*** RECORDS SHOWN ***

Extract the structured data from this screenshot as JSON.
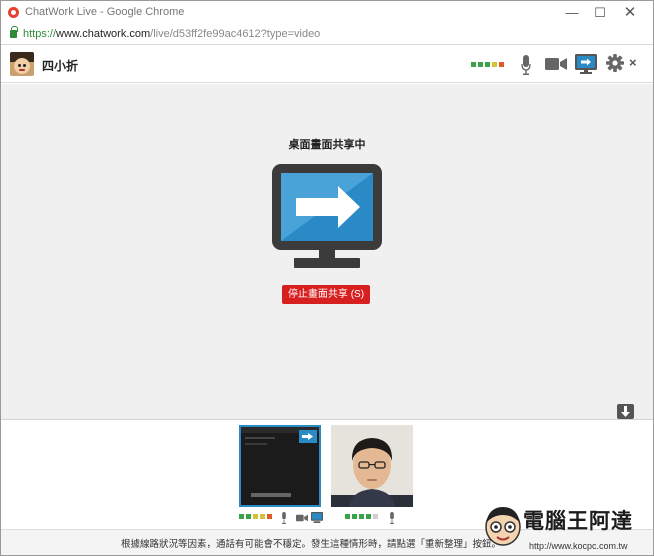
{
  "browser": {
    "title": "ChatWork Live - Google Chrome",
    "url_scheme": "https://",
    "url_host": "www.chatwork.com",
    "url_path": "/live/d53ff2fe99ac4612?type=video",
    "controls": {
      "minimize": "—",
      "maximize": "☐",
      "close": "✕"
    }
  },
  "header": {
    "user_name": "四小折",
    "signal_colors": [
      "#3aa34a",
      "#3aa34a",
      "#3aa34a",
      "#d6c23a",
      "#e15a2a"
    ],
    "close_label": "×",
    "icons": [
      "microphone-icon",
      "video-camera-icon",
      "screen-share-icon",
      "gear-icon",
      "close-icon"
    ]
  },
  "stage": {
    "share_title": "桌面畫面共享中",
    "stop_button": "停止畫面共享 (S)",
    "accent": "#2a8ac6",
    "stop_color": "#d81f1f"
  },
  "thumbnails": {
    "self_signal_colors": [
      "#3aa34a",
      "#3aa34a",
      "#d6c23a",
      "#d6c23a",
      "#e15a2a"
    ],
    "peer_signal_colors": [
      "#3aa34a",
      "#3aa34a",
      "#3aa34a",
      "#3aa34a",
      "#cfcfcf"
    ]
  },
  "notice": {
    "text": "根據線路狀況等因素，通話有可能會不穩定。發生這種情形時，請點選「重新整理」按鈕。"
  },
  "watermark": {
    "text": "電腦王阿達",
    "url": "http://www.kocpc.com.tw"
  }
}
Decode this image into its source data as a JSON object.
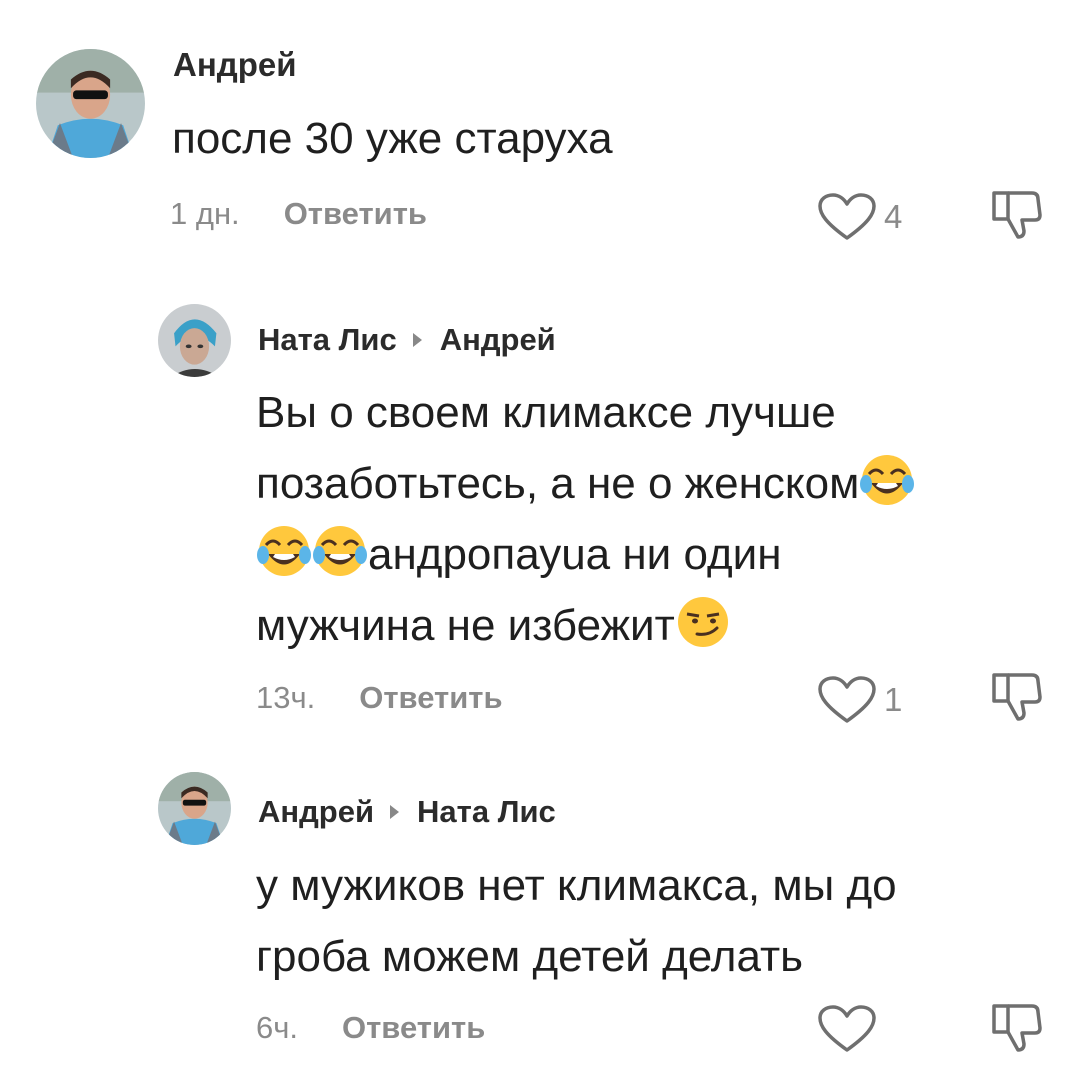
{
  "comments": [
    {
      "author": "Андрей",
      "text": "после 30 уже старуха",
      "time": "1 дн.",
      "reply_label": "Ответить",
      "likes": "4",
      "avatar_icon": "user-avatar-andrey-icon"
    },
    {
      "author": "Ната Лис",
      "reply_to": "Андрей",
      "text_parts": [
        "Вы о своем климаксе лучше",
        "позаботьтесь, а не о женском",
        "андропауua ни один",
        "мужчина не избежит"
      ],
      "time": "13ч.",
      "reply_label": "Ответить",
      "likes": "1",
      "avatar_icon": "user-avatar-nata-icon"
    },
    {
      "author": "Андрей",
      "reply_to": "Ната Лис",
      "text_lines": [
        "у мужиков нет климакса, мы до",
        "гроба можем детей делать"
      ],
      "time": "6ч.",
      "reply_label": "Ответить",
      "likes": "",
      "avatar_icon": "user-avatar-andrey-icon"
    }
  ],
  "colors": {
    "text": "#1f1f1f",
    "muted": "#8a8a8a",
    "emoji_face": "#ffc83d"
  }
}
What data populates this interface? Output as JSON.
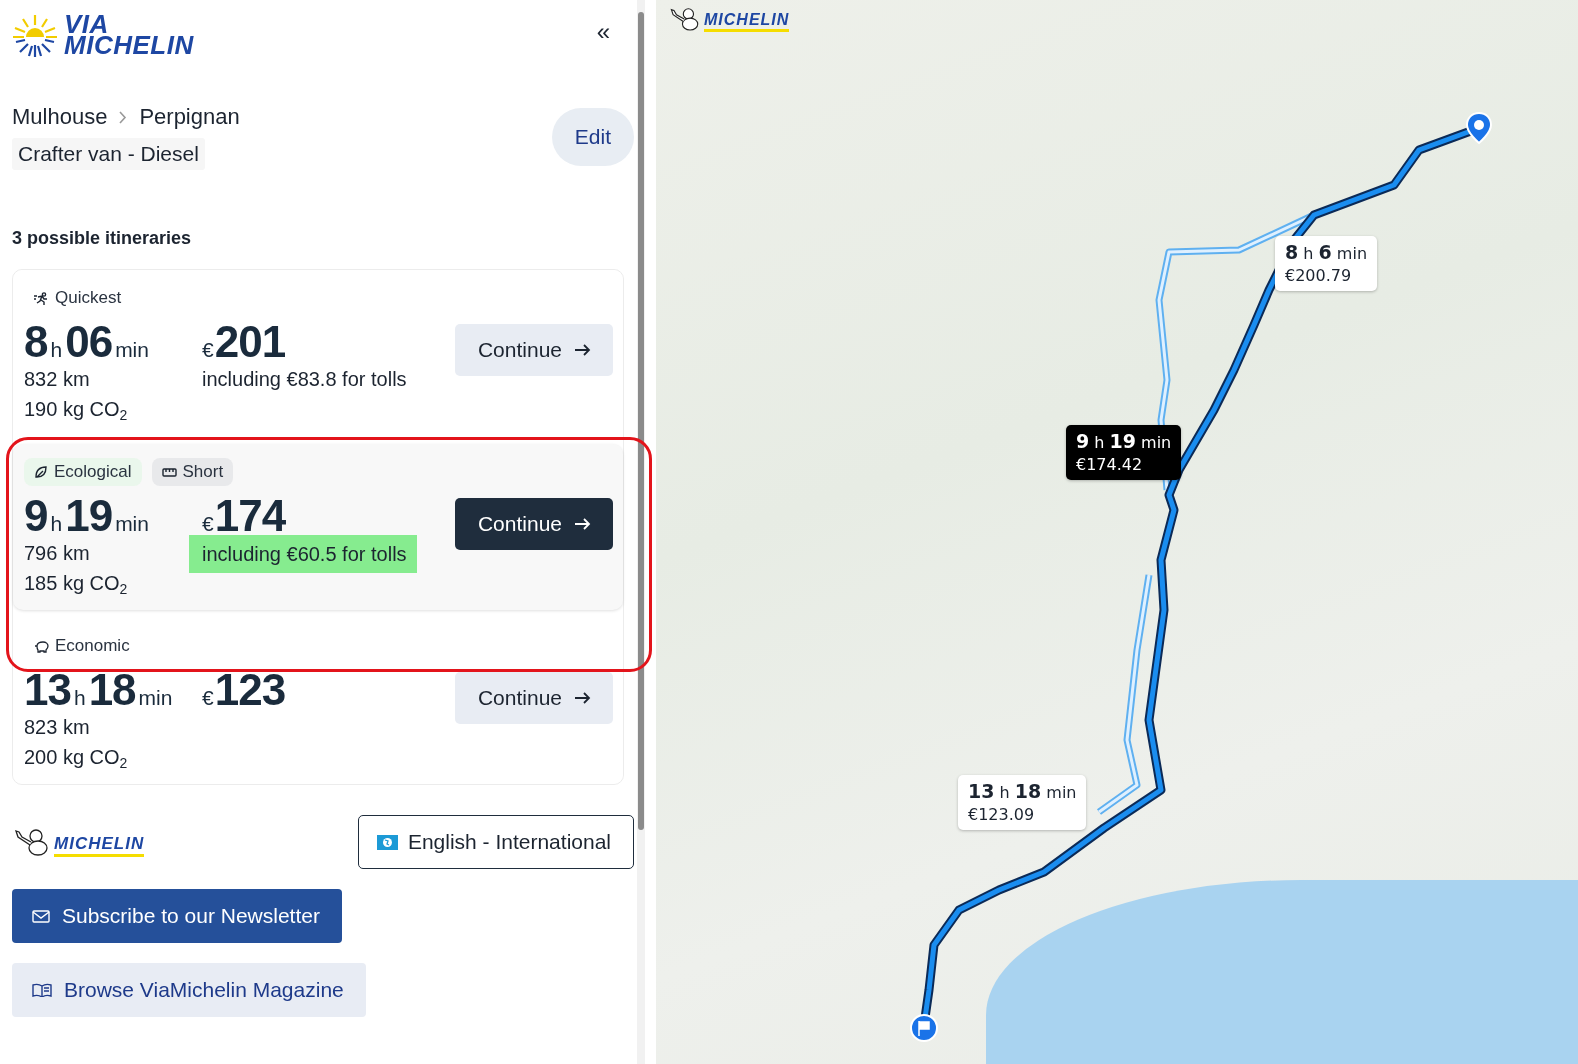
{
  "sidebar": {
    "logo": {
      "line_1": "VIA",
      "line_2": "MICHELIN"
    },
    "collapse_label": "«",
    "route": {
      "from": "Mulhouse",
      "to": "Perpignan",
      "vehicle": "Crafter van - Diesel",
      "edit_label": "Edit"
    },
    "itineraries_heading": "3 possible itineraries",
    "itineraries": [
      {
        "tags": [
          {
            "kind": "quickest",
            "label": "Quickest"
          }
        ],
        "hours": "8",
        "hour_unit": "h",
        "minutes": "06",
        "minute_unit": "min",
        "distance": "832 km",
        "co2": "190 kg CO$_{2}$",
        "currency": "€",
        "price": "201",
        "tolls": "including €83.8 for tolls",
        "selected": false,
        "button": "Continue"
      },
      {
        "tags": [
          {
            "kind": "ecological",
            "label": "Ecological"
          },
          {
            "kind": "short",
            "label": "Short"
          }
        ],
        "hours": "9",
        "hour_unit": "h",
        "minutes": "19",
        "minute_unit": "min",
        "distance": "796 km",
        "co2": "185 kg CO$_{2}$",
        "currency": "€",
        "price": "174",
        "tolls": "including €60.5 for tolls",
        "tolls_highlighted": true,
        "selected": true,
        "outlined": true,
        "button": "Continue"
      },
      {
        "tags": [
          {
            "kind": "economic",
            "label": "Economic"
          }
        ],
        "hours": "13",
        "hour_unit": "h",
        "minutes": "18",
        "minute_unit": "min",
        "distance": "823 km",
        "co2": "200 kg CO$_{2}$",
        "currency": "€",
        "price": "123",
        "selected": false,
        "button": "Continue"
      }
    ],
    "footer": {
      "brand": "MICHELIN",
      "language": "English - International",
      "newsletter": "Subscribe to our Newsletter",
      "magazine": "Browse ViaMichelin Magazine"
    }
  },
  "map": {
    "logo": "MICHELIN",
    "callouts": [
      {
        "duration": "**8** h **6** min",
        "price": "€200.79",
        "selected": false
      },
      {
        "duration": "**9** h **19** min",
        "price": "€174.42",
        "selected": true
      },
      {
        "duration": "**13** h **18** min",
        "price": "€123.09",
        "selected": false
      }
    ]
  }
}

***

**AIM OF THE EXERCISE**
Leave the pictures out and output the rest of the listing exactly.

**WRITTEN SOLUTION**
Extract the structured data from this screenshot as JSON.
{
  "browser": {
    "title": "ChatWork Live - Google Chrome",
    "url_scheme": "https://",
    "url_host": "www.chatwork.com",
    "url_path": "/live/d53ff2fe99ac4612?type=video",
    "controls": {
      "minimize": "—",
      "maximize": "☐",
      "close": "✕"
    }
  },
  "header": {
    "user_name": "四小折",
    "signal_colors": [
      "#3aa34a",
      "#3aa34a",
      "#3aa34a",
      "#d6c23a",
      "#e15a2a"
    ],
    "close_label": "×",
    "icons": [
      "microphone-icon",
      "video-camera-icon",
      "screen-share-icon",
      "gear-icon",
      "close-icon"
    ]
  },
  "stage": {
    "share_title": "桌面畫面共享中",
    "stop_button": "停止畫面共享 (S)",
    "accent": "#2a8ac6",
    "stop_color": "#d81f1f"
  },
  "thumbnails": {
    "self_signal_colors": [
      "#3aa34a",
      "#3aa34a",
      "#d6c23a",
      "#d6c23a",
      "#e15a2a"
    ],
    "peer_signal_colors": [
      "#3aa34a",
      "#3aa34a",
      "#3aa34a",
      "#3aa34a",
      "#cfcfcf"
    ]
  },
  "notice": {
    "text": "根據線路狀況等因素，通話有可能會不穩定。發生這種情形時，請點選「重新整理」按鈕。"
  },
  "watermark": {
    "text": "電腦王阿達",
    "url": "http://www.kocpc.com.tw"
  }
}
Decode this image into its source data as a JSON object.
{
  "comments": [
    {
      "author": "Андрей",
      "text": "после 30 уже старуха",
      "time": "1 дн.",
      "reply_label": "Ответить",
      "likes": "4",
      "avatar_icon": "user-avatar-andrey-icon"
    },
    {
      "author": "Ната Лис",
      "reply_to": "Андрей",
      "text_parts": [
        "Вы о своем климаксе лучше",
        "позаботьтесь, а не о женском",
        "андропауua ни один",
        "мужчина не избежит"
      ],
      "time": "13ч.",
      "reply_label": "Ответить",
      "likes": "1",
      "avatar_icon": "user-avatar-nata-icon"
    },
    {
      "author": "Андрей",
      "reply_to": "Ната Лис",
      "text_lines": [
        "у мужиков нет климакса, мы до",
        "гроба можем детей делать"
      ],
      "time": "6ч.",
      "reply_label": "Ответить",
      "likes": "",
      "avatar_icon": "user-avatar-andrey-icon"
    }
  ],
  "colors": {
    "text": "#1f1f1f",
    "muted": "#8a8a8a",
    "emoji_face": "#ffc83d"
  }
}
What data populates this interface? Output as JSON.
{
  "sidebar": {
    "logo": {
      "line_1": "VIA",
      "line_2": "MICHELIN"
    },
    "collapse_label": "«",
    "route": {
      "from": "Mulhouse",
      "to": "Perpignan",
      "vehicle": "Crafter van - Diesel",
      "edit_label": "Edit"
    },
    "itineraries_heading": "3 possible itineraries",
    "itineraries": [
      {
        "tags": [
          {
            "kind": "quickest",
            "label": "Quickest"
          }
        ],
        "hours": "8",
        "hour_unit": "h",
        "minutes": "06",
        "minute_unit": "min",
        "distance": "832 km",
        "co2": "190 kg CO$_{2}$",
        "currency": "€",
        "price": "201",
        "tolls": "including €83.8 for tolls",
        "selected": false,
        "button": "Continue"
      },
      {
        "tags": [
          {
            "kind": "ecological",
            "label": "Ecological"
          },
          {
            "kind": "short",
            "label": "Short"
          }
        ],
        "hours": "9",
        "hour_unit": "h",
        "minutes": "19",
        "minute_unit": "min",
        "distance": "796 km",
        "co2": "185 kg CO$_{2}$",
        "currency": "€",
        "price": "174",
        "tolls": "including €60.5 for tolls",
        "tolls_highlighted": true,
        "selected": true,
        "outlined": true,
        "button": "Continue"
      },
      {
        "tags": [
          {
            "kind": "economic",
            "label": "Economic"
          }
        ],
        "hours": "13",
        "hour_unit": "h",
        "minutes": "18",
        "minute_unit": "min",
        "distance": "823 km",
        "co2": "200 kg CO$_{2}$",
        "currency": "€",
        "price": "123",
        "selected": false,
        "button": "Continue"
      }
    ],
    "footer": {
      "brand": "MICHELIN",
      "language": "English - International",
      "newsletter": "Subscribe to our Newsletter",
      "magazine": "Browse ViaMichelin Magazine"
    }
  },
  "map": {
    "logo": "MICHELIN",
    "callouts": [
      {
        "duration": "**8** h **6** min",
        "price": "€200.79",
        "selected": false
      },
      {
        "duration": "**9** h **19** min",
        "price": "€174.42",
        "selected": true
      },
      {
        "duration": "**13** h **18** min",
        "price": "€123.09",
        "selected": false
      }
    ]
  }
}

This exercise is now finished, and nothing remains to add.